--- What is needed ---
Extract each line bearing the word "color".

--- BEGIN Data to process ---

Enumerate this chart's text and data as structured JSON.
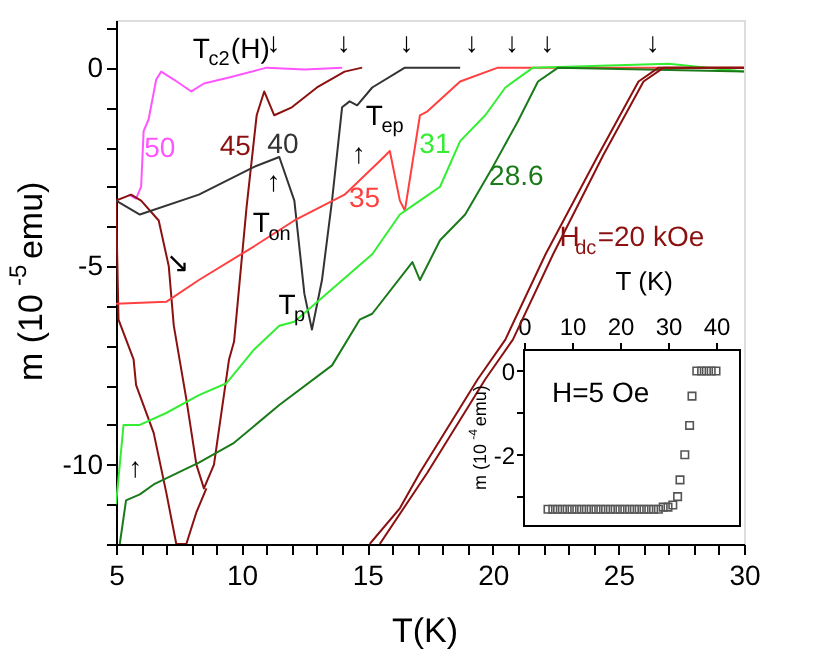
{
  "chart_data": [
    {
      "type": "line",
      "xlabel": "T(K)",
      "ylabel": "m (10$^{-5}$emu)",
      "xlim": [
        5,
        30
      ],
      "ylim": [
        -12,
        1.2
      ],
      "xticks": [
        5,
        {
          "value": 6,
          "label": null
        },
        {
          "value": 7,
          "label": null
        },
        {
          "value": 8,
          "label": null
        },
        {
          "value": 9,
          "label": null
        },
        10,
        {
          "value": 11,
          "label": null
        },
        {
          "value": 12,
          "label": null
        },
        {
          "value": 13,
          "label": null
        },
        {
          "value": 14,
          "label": null
        },
        15,
        {
          "value": 16,
          "label": null
        },
        {
          "value": 17,
          "label": null
        },
        {
          "value": 18,
          "label": null
        },
        {
          "value": 19,
          "label": null
        },
        20,
        {
          "value": 21,
          "label": null
        },
        {
          "value": 22,
          "label": null
        },
        {
          "value": 23,
          "label": null
        },
        {
          "value": 24,
          "label": null
        },
        25,
        {
          "value": 26,
          "label": null
        },
        {
          "value": 27,
          "label": null
        },
        {
          "value": 28,
          "label": null
        },
        {
          "value": 29,
          "label": null
        },
        30
      ],
      "yticks": [
        {
          "value": -12,
          "label": null
        },
        {
          "value": -11,
          "label": null
        },
        -10,
        {
          "value": -9,
          "label": null
        },
        {
          "value": -8,
          "label": null
        },
        {
          "value": -7,
          "label": null
        },
        {
          "value": -6,
          "label": null
        },
        -5,
        {
          "value": -4,
          "label": null
        },
        {
          "value": -3,
          "label": null
        },
        {
          "value": -2,
          "label": null
        },
        {
          "value": -1,
          "label": null
        },
        0,
        {
          "value": 1,
          "label": null
        }
      ],
      "grid": false,
      "legend": false,
      "series": [
        {
          "name": "50",
          "color": "#ff55ff",
          "x": [
            5.5,
            5.8,
            6.0,
            6.1,
            6.3,
            6.6,
            6.8,
            7.3,
            8.0,
            8.5,
            9.5,
            11,
            12.5,
            14
          ],
          "values": [
            -3.2,
            -3.3,
            -3.0,
            -1.6,
            -1.3,
            -0.3,
            -0.1,
            -0.3,
            -0.6,
            -0.4,
            -0.25,
            0,
            -0.05,
            0
          ]
        },
        {
          "name": "45",
          "color": "#8b1010",
          "x": [
            5.0,
            5.6,
            6.0,
            6.7,
            7.1,
            7.3,
            7.8,
            8.2,
            8.5,
            8.9,
            9.5,
            9.7,
            10.2,
            10.6,
            10.9,
            11.3,
            12,
            13,
            14.1,
            14.8
          ],
          "values": [
            -3.35,
            -3.2,
            -3.35,
            -3.85,
            -5,
            -6.5,
            -8.35,
            -10,
            -10.6,
            -10,
            -7.35,
            -6.9,
            -3.5,
            -1.2,
            -0.6,
            -1.2,
            -1.0,
            -0.5,
            -0.1,
            0
          ]
        },
        {
          "color": "#8b1010",
          "x": [
            5.0,
            5.1,
            5.7,
            5.8,
            6.5,
            7.0,
            7.4,
            7.8,
            8.2,
            8.6
          ],
          "values": [
            -3.3,
            -6.35,
            -7.35,
            -8,
            -9.2,
            -10.7,
            -12,
            -12,
            -11.2,
            -10.6
          ]
        },
        {
          "name": "40",
          "color": "#333333",
          "x": [
            5,
            5.95,
            8.3,
            10.5,
            11.5,
            12.1,
            12.5,
            12.8,
            13.2,
            13.6,
            14.0,
            14.3,
            14.6,
            15.2,
            16.5,
            18.7
          ],
          "values": [
            -3.35,
            -3.7,
            -3.2,
            -2.5,
            -2.25,
            -3.35,
            -5.7,
            -6.6,
            -5.35,
            -3.35,
            -1.0,
            -0.85,
            -0.95,
            -0.5,
            0,
            0
          ]
        },
        {
          "name": "35",
          "color": "#ff4040",
          "x": [
            5,
            7.0,
            8.3,
            10.5,
            12.1,
            14.1,
            15.5,
            15.9,
            16.3,
            16.5,
            17.1,
            17.4,
            18.7,
            20.2,
            25,
            30
          ],
          "values": [
            -5.95,
            -5.9,
            -5.35,
            -4.5,
            -3.85,
            -3.2,
            -2.35,
            -2.1,
            -3.35,
            -3.6,
            -1.2,
            -1.1,
            -0.35,
            0,
            0,
            0
          ]
        },
        {
          "name": "31",
          "color": "#33ee33",
          "x": [
            5,
            5.3,
            5.95,
            7.0,
            8.3,
            9.4,
            10.5,
            11.5,
            12.1,
            15.2,
            16.3,
            17.1,
            17.9,
            18.7,
            19.7,
            20.5,
            21.6,
            27,
            30
          ],
          "values": [
            -11,
            -9,
            -9.0,
            -8.7,
            -8.25,
            -7.95,
            -7.1,
            -6.5,
            -6.4,
            -4.7,
            -3.7,
            -3.35,
            -3.0,
            -1.85,
            -1.2,
            -0.5,
            0,
            0.1,
            -0.1
          ]
        },
        {
          "name": "28.6",
          "color": "#1a7a1a",
          "x": [
            5.15,
            5.4,
            5.95,
            6.5,
            8.3,
            9.7,
            11.5,
            13.6,
            14.7,
            15.2,
            16.8,
            17.1,
            17.9,
            18.9,
            20.0,
            21.0,
            21.8,
            22.6,
            30
          ],
          "values": [
            -12,
            -10.9,
            -10.75,
            -10.5,
            -9.95,
            -9.45,
            -8.5,
            -7.5,
            -6.35,
            -6.2,
            -4.9,
            -5.35,
            -4.35,
            -3.7,
            -2.5,
            -1.35,
            -0.35,
            0,
            -0.1
          ]
        },
        {
          "name": "H$_{dc}$=20 kOe",
          "color": "#8b1010",
          "x": [
            15.1,
            16.3,
            17.1,
            19.4,
            20.5,
            22.1,
            24.2,
            25.8,
            26.6,
            30
          ],
          "values": [
            -12,
            -11.1,
            -10.2,
            -7.85,
            -6.85,
            -4.7,
            -2.2,
            -0.35,
            0,
            0
          ]
        },
        {
          "color": "#8b1010",
          "x": [
            15.5,
            17.4,
            19.7,
            20.8,
            22.4,
            24.4,
            26.0,
            26.8,
            30
          ],
          "values": [
            -12,
            -10.2,
            -7.85,
            -6.85,
            -4.7,
            -2.2,
            -0.35,
            0,
            0
          ]
        }
      ],
      "annotations": [
        "T$_{c2}$(H)",
        "T$_{ep}$",
        "T$_{on}$",
        "T$_{p}$",
        "↓",
        "↓",
        "↓",
        "↓",
        "↓",
        "↓",
        "↓",
        "↑",
        "↑",
        "↑",
        "↘"
      ]
    },
    {
      "type": "scatter",
      "marker": "square",
      "xlabel": "T (K)",
      "ylabel": "m (10$^{-4}$emu)",
      "xlim": [
        0,
        45
      ],
      "ylim": [
        -3.7,
        0.5
      ],
      "xticks": [
        0,
        10,
        20,
        30,
        40
      ],
      "yticks": [
        0,
        {
          "value": -1,
          "label": null
        },
        -2,
        {
          "value": -3,
          "label": null
        }
      ],
      "grid": false,
      "legend": false,
      "series": [
        {
          "color": "#555555",
          "x": [
            5,
            6,
            7,
            8,
            9,
            10,
            11,
            12,
            13,
            14,
            15,
            16,
            17,
            18,
            19,
            20,
            21,
            22,
            23,
            24,
            25,
            26,
            27,
            28,
            29,
            30,
            31,
            32,
            32.5,
            33.5,
            34.5,
            35,
            36,
            37,
            38,
            39,
            40
          ],
          "values": [
            -3.3,
            -3.3,
            -3.3,
            -3.3,
            -3.3,
            -3.3,
            -3.3,
            -3.3,
            -3.3,
            -3.3,
            -3.3,
            -3.3,
            -3.3,
            -3.3,
            -3.3,
            -3.3,
            -3.3,
            -3.3,
            -3.3,
            -3.3,
            -3.3,
            -3.3,
            -3.3,
            -3.3,
            -3.25,
            -3.25,
            -3.2,
            -3.0,
            -2.6,
            -2.0,
            -1.3,
            -0.6,
            0,
            0,
            0,
            0,
            0
          ]
        }
      ],
      "annotations": [
        "H=5 Oe"
      ]
    }
  ]
}
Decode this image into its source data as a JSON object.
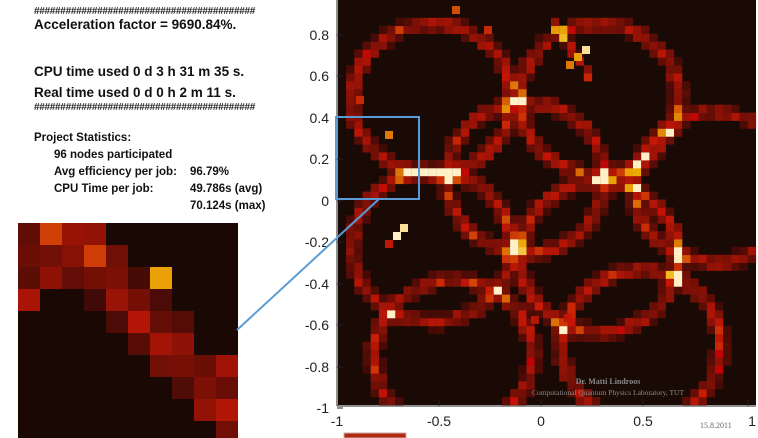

--- END Data to process ---

--- Worked solution ---
          "color": "#ff55ff",
          "color": "#8b1010",
          "color": "#8b1010",
          "color": "#333333",
          "color": "#ff4040",
          "color": "#33ee33",
          "color": "#1a7a1a",
          "color": "#8b1010",
          "color": "#8b1010",
          "color": "#555555",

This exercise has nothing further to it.